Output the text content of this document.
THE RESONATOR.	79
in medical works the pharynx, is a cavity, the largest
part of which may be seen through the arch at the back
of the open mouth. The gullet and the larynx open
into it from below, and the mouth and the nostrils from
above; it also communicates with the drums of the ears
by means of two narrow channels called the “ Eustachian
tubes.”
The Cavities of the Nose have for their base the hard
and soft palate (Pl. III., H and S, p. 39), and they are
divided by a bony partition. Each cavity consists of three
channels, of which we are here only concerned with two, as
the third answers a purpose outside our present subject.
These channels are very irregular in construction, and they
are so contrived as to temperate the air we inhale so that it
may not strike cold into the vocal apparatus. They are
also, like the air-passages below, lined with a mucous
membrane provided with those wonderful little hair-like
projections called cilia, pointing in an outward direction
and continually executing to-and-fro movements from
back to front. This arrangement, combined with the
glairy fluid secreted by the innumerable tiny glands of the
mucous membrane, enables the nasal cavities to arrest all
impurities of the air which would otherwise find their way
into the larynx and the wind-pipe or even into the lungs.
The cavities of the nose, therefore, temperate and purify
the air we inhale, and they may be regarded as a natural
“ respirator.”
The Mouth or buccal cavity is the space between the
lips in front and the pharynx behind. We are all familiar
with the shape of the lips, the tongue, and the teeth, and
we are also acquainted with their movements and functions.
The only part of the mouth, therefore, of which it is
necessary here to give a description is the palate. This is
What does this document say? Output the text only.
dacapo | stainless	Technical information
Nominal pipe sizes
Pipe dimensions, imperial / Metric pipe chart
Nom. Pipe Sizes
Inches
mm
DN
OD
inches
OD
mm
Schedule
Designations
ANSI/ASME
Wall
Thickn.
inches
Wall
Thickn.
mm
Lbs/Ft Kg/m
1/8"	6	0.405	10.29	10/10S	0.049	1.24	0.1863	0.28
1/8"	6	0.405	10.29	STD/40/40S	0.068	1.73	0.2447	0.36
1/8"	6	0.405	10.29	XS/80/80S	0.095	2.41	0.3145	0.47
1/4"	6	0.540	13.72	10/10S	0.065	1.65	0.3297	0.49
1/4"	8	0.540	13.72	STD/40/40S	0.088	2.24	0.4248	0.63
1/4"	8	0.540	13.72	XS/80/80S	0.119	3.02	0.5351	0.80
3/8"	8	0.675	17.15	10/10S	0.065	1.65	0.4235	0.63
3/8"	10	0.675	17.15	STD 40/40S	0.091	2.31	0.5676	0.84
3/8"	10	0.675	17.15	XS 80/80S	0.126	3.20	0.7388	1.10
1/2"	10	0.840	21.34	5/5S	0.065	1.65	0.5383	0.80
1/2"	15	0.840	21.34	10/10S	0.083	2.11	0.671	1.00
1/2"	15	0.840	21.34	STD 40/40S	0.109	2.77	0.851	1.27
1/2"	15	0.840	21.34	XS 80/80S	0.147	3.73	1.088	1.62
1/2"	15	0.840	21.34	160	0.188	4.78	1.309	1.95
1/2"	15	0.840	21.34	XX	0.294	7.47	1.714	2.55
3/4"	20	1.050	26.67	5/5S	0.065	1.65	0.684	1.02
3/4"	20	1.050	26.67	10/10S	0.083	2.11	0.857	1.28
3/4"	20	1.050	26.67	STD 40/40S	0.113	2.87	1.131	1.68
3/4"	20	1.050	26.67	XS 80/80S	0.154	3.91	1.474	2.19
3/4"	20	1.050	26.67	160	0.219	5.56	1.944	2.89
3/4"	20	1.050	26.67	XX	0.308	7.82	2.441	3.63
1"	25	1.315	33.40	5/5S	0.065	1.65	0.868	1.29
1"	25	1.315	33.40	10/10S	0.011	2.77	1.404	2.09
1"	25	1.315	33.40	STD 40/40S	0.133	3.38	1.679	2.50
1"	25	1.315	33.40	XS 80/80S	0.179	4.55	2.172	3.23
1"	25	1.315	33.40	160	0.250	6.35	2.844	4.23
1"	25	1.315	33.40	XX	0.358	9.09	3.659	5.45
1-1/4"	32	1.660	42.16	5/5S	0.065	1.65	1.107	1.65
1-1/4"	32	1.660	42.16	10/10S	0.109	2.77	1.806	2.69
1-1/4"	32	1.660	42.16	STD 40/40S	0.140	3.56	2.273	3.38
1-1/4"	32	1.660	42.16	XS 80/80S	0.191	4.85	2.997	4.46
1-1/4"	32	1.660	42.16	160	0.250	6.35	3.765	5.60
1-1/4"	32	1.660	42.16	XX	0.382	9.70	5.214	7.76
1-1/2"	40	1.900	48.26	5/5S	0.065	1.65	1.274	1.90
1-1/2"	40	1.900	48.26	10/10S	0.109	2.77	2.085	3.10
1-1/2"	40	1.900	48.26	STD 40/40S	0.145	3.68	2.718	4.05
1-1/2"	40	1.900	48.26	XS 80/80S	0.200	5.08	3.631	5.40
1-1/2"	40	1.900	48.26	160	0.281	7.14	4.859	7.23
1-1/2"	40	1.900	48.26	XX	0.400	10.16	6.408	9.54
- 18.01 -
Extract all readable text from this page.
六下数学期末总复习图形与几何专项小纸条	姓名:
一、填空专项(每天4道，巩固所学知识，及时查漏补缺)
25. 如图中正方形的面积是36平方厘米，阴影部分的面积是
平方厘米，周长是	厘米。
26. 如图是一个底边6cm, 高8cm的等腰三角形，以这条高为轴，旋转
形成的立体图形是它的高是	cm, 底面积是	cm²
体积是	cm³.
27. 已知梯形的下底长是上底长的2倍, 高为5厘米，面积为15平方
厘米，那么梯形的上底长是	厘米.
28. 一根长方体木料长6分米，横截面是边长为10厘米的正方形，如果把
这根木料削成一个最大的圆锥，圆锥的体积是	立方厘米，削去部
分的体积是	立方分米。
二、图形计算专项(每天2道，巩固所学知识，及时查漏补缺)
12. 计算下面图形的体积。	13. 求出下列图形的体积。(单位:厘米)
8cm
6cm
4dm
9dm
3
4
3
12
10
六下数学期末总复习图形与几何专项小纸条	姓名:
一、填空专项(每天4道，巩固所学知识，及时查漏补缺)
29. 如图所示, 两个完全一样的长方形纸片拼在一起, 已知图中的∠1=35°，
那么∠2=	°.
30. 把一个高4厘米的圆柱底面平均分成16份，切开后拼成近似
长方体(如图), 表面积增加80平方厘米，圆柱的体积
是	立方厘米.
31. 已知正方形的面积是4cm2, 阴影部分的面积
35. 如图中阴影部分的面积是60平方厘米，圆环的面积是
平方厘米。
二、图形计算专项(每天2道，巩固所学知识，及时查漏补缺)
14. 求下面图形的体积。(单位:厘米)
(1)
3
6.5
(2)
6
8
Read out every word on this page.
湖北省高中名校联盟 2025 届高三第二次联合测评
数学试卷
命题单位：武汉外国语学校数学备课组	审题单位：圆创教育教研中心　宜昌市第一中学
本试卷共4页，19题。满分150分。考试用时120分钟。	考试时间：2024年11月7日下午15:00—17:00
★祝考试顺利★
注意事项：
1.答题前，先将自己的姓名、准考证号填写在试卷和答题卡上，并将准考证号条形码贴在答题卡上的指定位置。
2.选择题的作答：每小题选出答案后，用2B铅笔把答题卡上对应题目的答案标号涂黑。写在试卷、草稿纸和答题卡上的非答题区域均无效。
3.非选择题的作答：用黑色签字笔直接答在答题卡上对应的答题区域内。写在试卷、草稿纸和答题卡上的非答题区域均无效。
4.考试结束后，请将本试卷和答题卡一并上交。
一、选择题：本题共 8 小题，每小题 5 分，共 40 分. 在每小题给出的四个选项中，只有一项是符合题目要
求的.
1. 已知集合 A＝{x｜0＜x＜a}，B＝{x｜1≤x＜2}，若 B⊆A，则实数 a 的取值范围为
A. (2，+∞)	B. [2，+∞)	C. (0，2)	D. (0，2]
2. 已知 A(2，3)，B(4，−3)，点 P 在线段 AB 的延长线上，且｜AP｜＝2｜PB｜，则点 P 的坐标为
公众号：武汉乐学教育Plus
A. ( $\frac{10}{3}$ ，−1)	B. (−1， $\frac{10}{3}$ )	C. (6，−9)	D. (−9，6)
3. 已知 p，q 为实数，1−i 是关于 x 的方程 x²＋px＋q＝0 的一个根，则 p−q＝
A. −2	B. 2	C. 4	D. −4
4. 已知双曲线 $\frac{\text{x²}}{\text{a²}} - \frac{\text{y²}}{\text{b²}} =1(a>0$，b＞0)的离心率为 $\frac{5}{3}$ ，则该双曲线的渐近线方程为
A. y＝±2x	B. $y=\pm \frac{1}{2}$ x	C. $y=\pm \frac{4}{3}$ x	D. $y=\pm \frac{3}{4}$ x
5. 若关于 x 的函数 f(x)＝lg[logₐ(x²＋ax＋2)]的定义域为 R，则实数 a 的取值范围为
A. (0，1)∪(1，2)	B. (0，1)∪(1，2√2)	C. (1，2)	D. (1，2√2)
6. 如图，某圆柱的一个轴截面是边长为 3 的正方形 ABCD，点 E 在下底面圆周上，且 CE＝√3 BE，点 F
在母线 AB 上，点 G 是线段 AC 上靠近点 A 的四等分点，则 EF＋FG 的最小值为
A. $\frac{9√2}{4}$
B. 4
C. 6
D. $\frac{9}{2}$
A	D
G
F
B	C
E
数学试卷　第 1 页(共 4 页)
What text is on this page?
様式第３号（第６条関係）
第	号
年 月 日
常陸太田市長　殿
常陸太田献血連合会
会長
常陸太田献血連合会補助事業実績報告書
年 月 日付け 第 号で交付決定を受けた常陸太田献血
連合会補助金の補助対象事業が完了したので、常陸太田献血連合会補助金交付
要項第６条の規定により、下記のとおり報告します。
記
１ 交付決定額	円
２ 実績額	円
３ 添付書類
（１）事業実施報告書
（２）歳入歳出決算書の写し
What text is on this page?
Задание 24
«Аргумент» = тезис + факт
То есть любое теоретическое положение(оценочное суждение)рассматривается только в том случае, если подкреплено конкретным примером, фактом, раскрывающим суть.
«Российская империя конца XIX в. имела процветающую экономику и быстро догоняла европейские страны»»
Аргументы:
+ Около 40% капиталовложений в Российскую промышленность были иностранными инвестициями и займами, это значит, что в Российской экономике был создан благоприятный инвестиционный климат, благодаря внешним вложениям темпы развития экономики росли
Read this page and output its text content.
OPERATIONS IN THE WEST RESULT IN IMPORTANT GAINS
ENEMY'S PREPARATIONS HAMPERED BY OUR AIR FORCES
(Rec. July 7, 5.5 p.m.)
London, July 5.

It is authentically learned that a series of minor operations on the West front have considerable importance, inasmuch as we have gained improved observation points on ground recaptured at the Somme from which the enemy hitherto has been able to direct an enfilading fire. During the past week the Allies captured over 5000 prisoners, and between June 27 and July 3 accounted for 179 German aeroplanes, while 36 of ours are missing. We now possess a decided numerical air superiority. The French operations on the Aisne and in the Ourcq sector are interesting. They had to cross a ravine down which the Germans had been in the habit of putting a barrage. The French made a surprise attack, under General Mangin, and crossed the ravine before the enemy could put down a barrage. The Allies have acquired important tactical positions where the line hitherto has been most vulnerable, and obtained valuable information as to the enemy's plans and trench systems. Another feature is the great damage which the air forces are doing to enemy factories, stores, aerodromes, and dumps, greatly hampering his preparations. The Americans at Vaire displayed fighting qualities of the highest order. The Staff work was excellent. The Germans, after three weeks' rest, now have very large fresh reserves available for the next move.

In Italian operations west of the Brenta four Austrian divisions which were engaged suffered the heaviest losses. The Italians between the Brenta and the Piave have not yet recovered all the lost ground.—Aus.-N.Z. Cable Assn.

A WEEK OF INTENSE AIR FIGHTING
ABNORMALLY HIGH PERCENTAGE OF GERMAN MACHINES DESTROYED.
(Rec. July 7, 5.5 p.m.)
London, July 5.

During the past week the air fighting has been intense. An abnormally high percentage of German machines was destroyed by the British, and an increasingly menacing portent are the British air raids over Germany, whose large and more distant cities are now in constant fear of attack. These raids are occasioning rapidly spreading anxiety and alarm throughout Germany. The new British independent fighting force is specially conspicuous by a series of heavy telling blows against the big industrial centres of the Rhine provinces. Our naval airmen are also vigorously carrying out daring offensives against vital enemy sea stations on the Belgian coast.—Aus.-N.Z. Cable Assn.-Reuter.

YOUR GOAL: Copy whichever lines in the listing above contain the word "document".

ANSWER FOR THE TASK:
Output the text content of this document.
What does this document say? Output the text only.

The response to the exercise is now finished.